WHAT THE TASK ASKS |
Determine how many lines contain the string "Parse" and reply with that number alone.

Data listing:
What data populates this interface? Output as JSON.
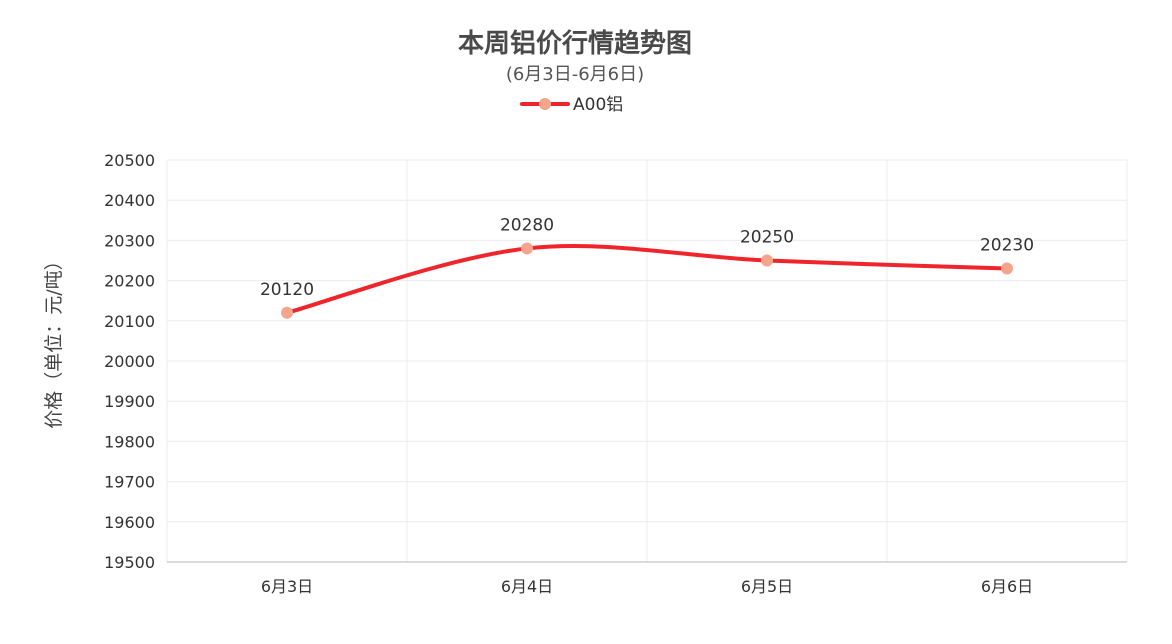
{
  "chart_data": {
    "type": "line",
    "title": "本周铝价行情趋势图",
    "subtitle": "(6月3日-6月6日)",
    "ylabel": "价格（单位：元/吨）",
    "xlabel": "",
    "categories": [
      "6月3日",
      "6月4日",
      "6月5日",
      "6月6日"
    ],
    "series": [
      {
        "name": "A00铝",
        "values": [
          20120,
          20280,
          20250,
          20230
        ],
        "line_color": "#f0252b",
        "marker_color": "#f4a58c"
      }
    ],
    "ylim": [
      19500,
      20500
    ],
    "yticks": [
      20500,
      20400,
      20300,
      20200,
      20100,
      20000,
      19900,
      19800,
      19700,
      19600,
      19500
    ],
    "grid": true,
    "smooth": true,
    "legend_position": "top-center",
    "data_labels": true
  }
}
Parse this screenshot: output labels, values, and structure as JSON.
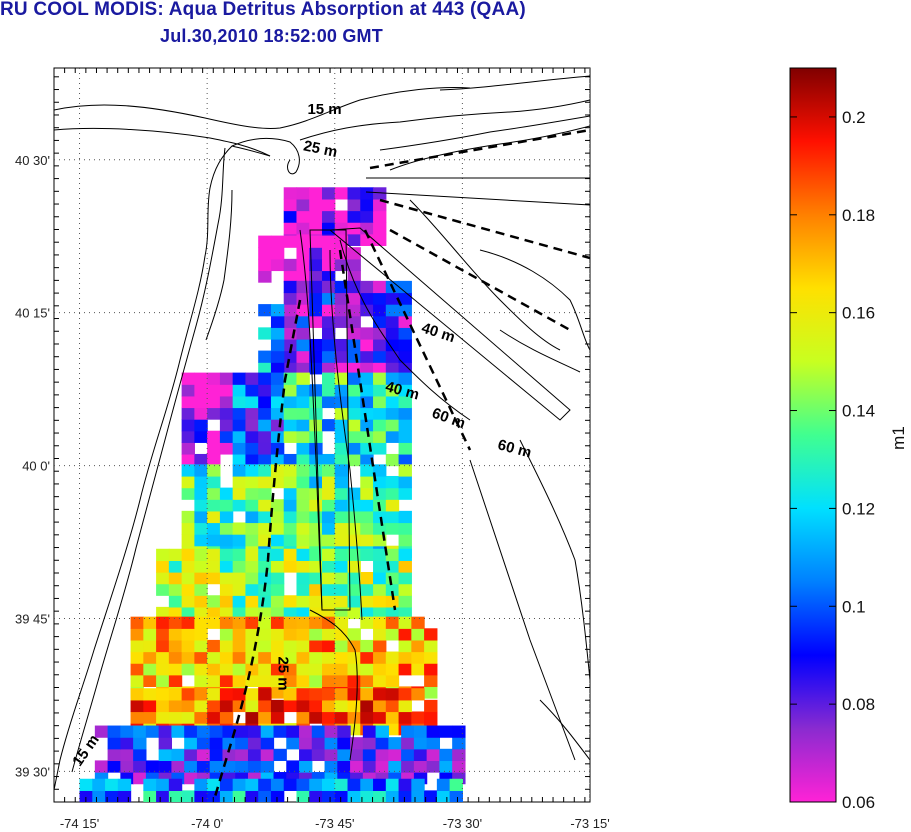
{
  "header": {
    "title": "RU COOL MODIS: Aqua Detritus Absorption at 443 (QAA)",
    "subtitle": "Jul.30,2010 18:52:00 GMT"
  },
  "map": {
    "lon_labels": [
      "-74 15'",
      "-74 0'",
      "-73 45'",
      "-73 30'",
      "-73 15'"
    ],
    "lat_labels": [
      "40 30'",
      "40 15'",
      "40 0'",
      "39 45'",
      "39 30'"
    ],
    "lon_range": [
      -74.3,
      -73.25
    ],
    "lat_range": [
      39.45,
      40.65
    ],
    "isobath_labels": [
      {
        "text": "15 m",
        "lon": -73.77,
        "lat": 40.575
      },
      {
        "text": "25 m",
        "lon": -73.78,
        "lat": 40.51
      },
      {
        "text": "40 m",
        "lon": -73.55,
        "lat": 40.21
      },
      {
        "text": "40 m",
        "lon": -73.62,
        "lat": 40.115
      },
      {
        "text": "60 m",
        "lon": -73.53,
        "lat": 40.07
      },
      {
        "text": "60 m",
        "lon": -73.4,
        "lat": 40.02
      },
      {
        "text": "25 m",
        "lon": -73.86,
        "lat": 39.66
      },
      {
        "text": "15 m",
        "lon": -74.23,
        "lat": 39.53
      }
    ]
  },
  "colorbar": {
    "unit": "m1",
    "min": 0.06,
    "max": 0.21,
    "tick_labels": [
      "0.2",
      "0.18",
      "0.16",
      "0.14",
      "0.12",
      "0.1",
      "0.08",
      "0.06"
    ],
    "tick_values": [
      0.2,
      0.18,
      0.16,
      0.14,
      0.12,
      0.1,
      0.08,
      0.06
    ],
    "colormap": [
      "#ff22d6",
      "#8a2bd0",
      "#0000ff",
      "#0080ff",
      "#00e0ff",
      "#40ff90",
      "#c8ff20",
      "#ffe000",
      "#ff8000",
      "#ff1000",
      "#800000"
    ]
  },
  "chart_data": {
    "type": "heatmap",
    "title": "RU COOL MODIS: Aqua Detritus Absorption at 443 (QAA)",
    "subtitle": "Jul.30,2010 18:52:00 GMT",
    "xlabel": "",
    "ylabel": "",
    "colorbar_label": "m1",
    "x_tick_labels": [
      "-74 15'",
      "-74 0'",
      "-73 45'",
      "-73 30'",
      "-73 15'"
    ],
    "y_tick_labels": [
      "40 30'",
      "40 15'",
      "40 0'",
      "39 45'",
      "39 30'"
    ],
    "zlim": [
      0.06,
      0.21
    ],
    "grid": true,
    "regions": [
      {
        "lat": [
          40.36,
          40.44
        ],
        "lon": [
          -73.85,
          -73.67
        ],
        "value": 0.066
      },
      {
        "lat": [
          40.3,
          40.36
        ],
        "lon": [
          -73.9,
          -73.7
        ],
        "value": 0.065
      },
      {
        "lat": [
          40.15,
          40.3
        ],
        "lon": [
          -73.85,
          -73.6
        ],
        "value": 0.082
      },
      {
        "lat": [
          40.15,
          40.25
        ],
        "lon": [
          -73.9,
          -73.85
        ],
        "value": 0.11
      },
      {
        "lat": [
          40.0,
          40.15
        ],
        "lon": [
          -74.05,
          -73.95
        ],
        "value": 0.072
      },
      {
        "lat": [
          40.0,
          40.15
        ],
        "lon": [
          -73.95,
          -73.85
        ],
        "value": 0.1
      },
      {
        "lat": [
          40.0,
          40.15
        ],
        "lon": [
          -73.85,
          -73.6
        ],
        "value": 0.125
      },
      {
        "lat": [
          39.85,
          40.0
        ],
        "lon": [
          -74.05,
          -73.6
        ],
        "value": 0.135
      },
      {
        "lat": [
          39.75,
          39.85
        ],
        "lon": [
          -74.1,
          -73.6
        ],
        "value": 0.145
      },
      {
        "lat": [
          39.62,
          39.75
        ],
        "lon": [
          -74.15,
          -73.55
        ],
        "value": 0.17
      },
      {
        "lat": [
          39.56,
          39.62
        ],
        "lon": [
          -74.15,
          -73.55
        ],
        "value": 0.18
      },
      {
        "lat": [
          39.48,
          39.56
        ],
        "lon": [
          -74.22,
          -73.5
        ],
        "value": 0.09
      },
      {
        "lat": [
          39.45,
          39.48
        ],
        "lon": [
          -74.25,
          -73.5
        ],
        "value": 0.11
      }
    ]
  }
}
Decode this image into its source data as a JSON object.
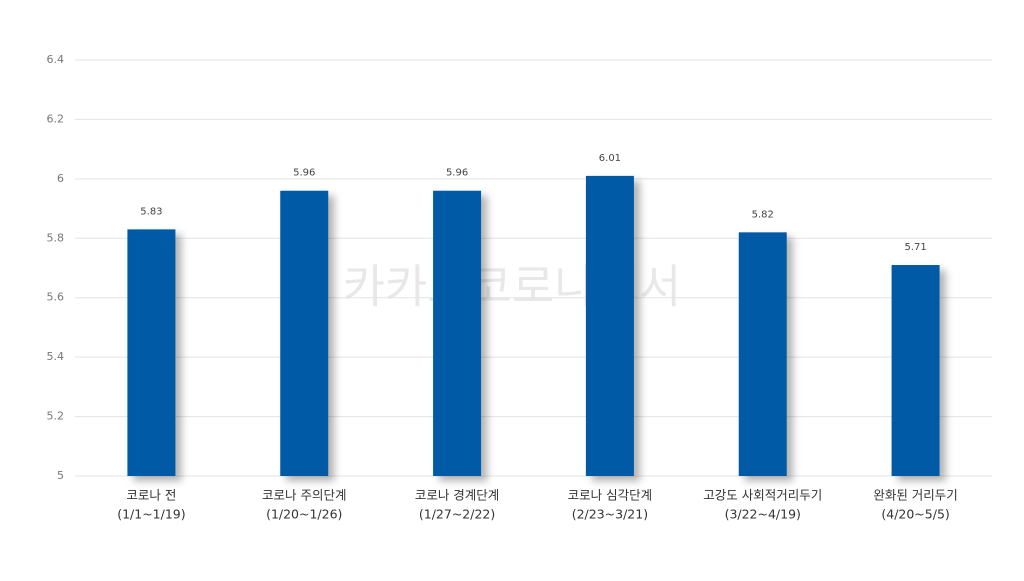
{
  "chart_data": {
    "type": "bar",
    "watermark": "카카오코로나백서",
    "categories": [
      [
        "코로나 전",
        "(1/1~1/19)"
      ],
      [
        "코로나 주의단계",
        "(1/20~1/26)"
      ],
      [
        "코로나 경계단계",
        "(1/27~2/22)"
      ],
      [
        "코로나 심각단계",
        "(2/23~3/21)"
      ],
      [
        "고강도 사회적거리두기",
        "(3/22~4/19)"
      ],
      [
        "완화된 거리두기",
        "(4/20~5/5)"
      ]
    ],
    "values": [
      5.83,
      5.96,
      5.96,
      6.01,
      5.82,
      5.71
    ],
    "color": "#005aa6",
    "ylim": [
      5,
      6.4
    ],
    "yticks": [
      5,
      5.2,
      5.4,
      5.6,
      5.8,
      6,
      6.2,
      6.4
    ],
    "grid": true
  }
}
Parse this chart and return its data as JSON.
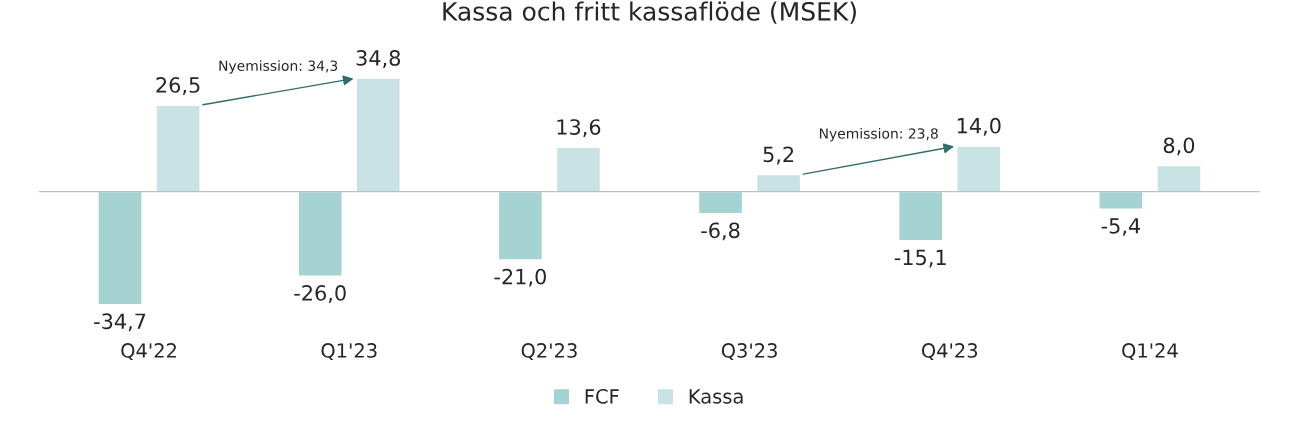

EXERCISE SOLUTION |
2